Task brief:
The answer is one number: how many lines in the data below hold "State".

—————

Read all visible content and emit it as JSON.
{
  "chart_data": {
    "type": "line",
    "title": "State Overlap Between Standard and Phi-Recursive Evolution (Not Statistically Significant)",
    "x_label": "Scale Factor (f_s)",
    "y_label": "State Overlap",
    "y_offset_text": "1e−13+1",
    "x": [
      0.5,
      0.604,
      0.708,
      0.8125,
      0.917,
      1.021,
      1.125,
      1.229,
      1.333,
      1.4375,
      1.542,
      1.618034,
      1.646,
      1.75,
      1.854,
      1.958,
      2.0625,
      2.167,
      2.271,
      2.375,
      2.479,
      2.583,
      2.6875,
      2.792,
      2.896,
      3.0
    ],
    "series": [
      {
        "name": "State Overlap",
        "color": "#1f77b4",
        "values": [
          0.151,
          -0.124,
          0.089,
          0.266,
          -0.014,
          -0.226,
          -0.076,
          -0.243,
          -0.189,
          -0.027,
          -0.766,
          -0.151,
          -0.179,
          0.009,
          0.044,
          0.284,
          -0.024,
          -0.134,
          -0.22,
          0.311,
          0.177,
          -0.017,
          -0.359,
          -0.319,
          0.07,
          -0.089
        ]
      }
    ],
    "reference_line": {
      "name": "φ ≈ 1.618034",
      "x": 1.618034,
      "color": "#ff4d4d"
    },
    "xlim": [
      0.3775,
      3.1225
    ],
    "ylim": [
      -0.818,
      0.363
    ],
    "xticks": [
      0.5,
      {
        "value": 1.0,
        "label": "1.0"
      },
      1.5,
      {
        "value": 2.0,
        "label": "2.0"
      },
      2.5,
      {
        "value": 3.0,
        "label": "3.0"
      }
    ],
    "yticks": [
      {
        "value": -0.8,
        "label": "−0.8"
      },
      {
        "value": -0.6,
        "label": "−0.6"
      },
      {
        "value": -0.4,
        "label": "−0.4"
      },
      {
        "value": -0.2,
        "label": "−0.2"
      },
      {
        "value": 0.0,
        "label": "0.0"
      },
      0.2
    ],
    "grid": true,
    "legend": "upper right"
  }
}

—————

The answer:
3